# GIVEN EXERCISE
Look through the records below, count the lines with the word "image", and reply with only the number.

# RECORDS SUPPLIED

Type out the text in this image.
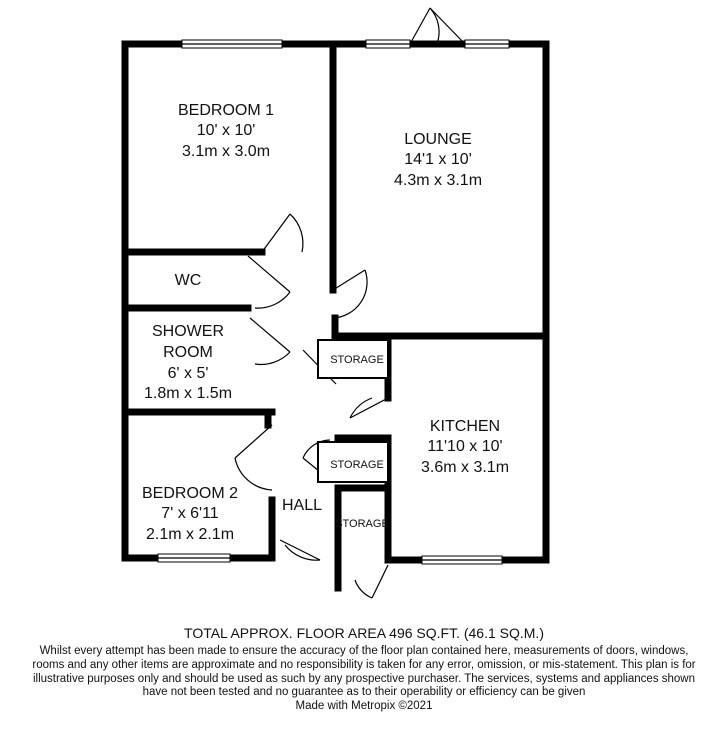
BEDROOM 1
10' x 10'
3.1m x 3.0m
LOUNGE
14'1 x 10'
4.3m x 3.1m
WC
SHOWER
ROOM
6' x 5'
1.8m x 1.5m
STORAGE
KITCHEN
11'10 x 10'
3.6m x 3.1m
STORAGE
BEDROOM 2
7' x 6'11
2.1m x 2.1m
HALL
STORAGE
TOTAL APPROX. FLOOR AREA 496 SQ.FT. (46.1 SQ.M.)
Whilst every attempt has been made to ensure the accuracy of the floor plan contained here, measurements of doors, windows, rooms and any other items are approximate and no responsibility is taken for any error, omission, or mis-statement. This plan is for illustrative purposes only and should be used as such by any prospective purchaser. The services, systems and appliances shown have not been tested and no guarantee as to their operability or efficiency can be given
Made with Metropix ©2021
* * *
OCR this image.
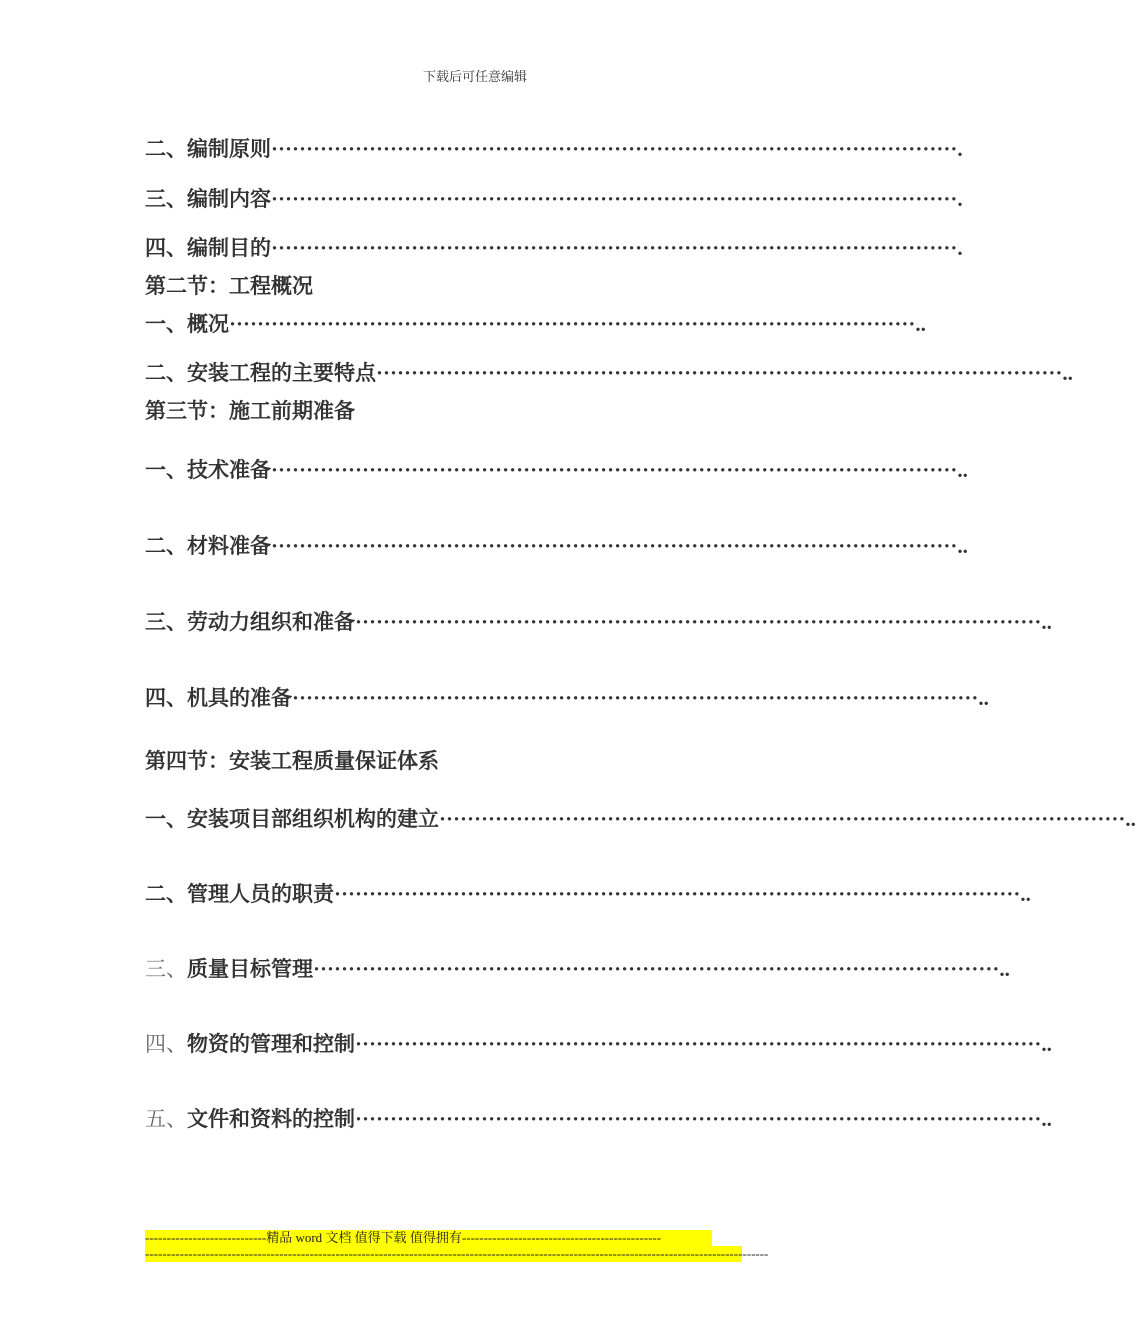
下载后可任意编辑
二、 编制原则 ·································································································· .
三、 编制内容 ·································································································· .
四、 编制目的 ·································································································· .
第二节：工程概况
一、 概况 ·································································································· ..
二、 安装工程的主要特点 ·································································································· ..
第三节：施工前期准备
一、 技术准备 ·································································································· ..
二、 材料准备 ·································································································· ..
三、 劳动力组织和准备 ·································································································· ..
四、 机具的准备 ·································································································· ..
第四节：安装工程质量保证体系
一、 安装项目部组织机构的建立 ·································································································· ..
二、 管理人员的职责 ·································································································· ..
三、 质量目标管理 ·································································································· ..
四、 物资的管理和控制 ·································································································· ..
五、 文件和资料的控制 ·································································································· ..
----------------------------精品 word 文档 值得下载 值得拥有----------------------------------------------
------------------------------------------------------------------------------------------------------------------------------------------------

# EXERCISE RESULT
2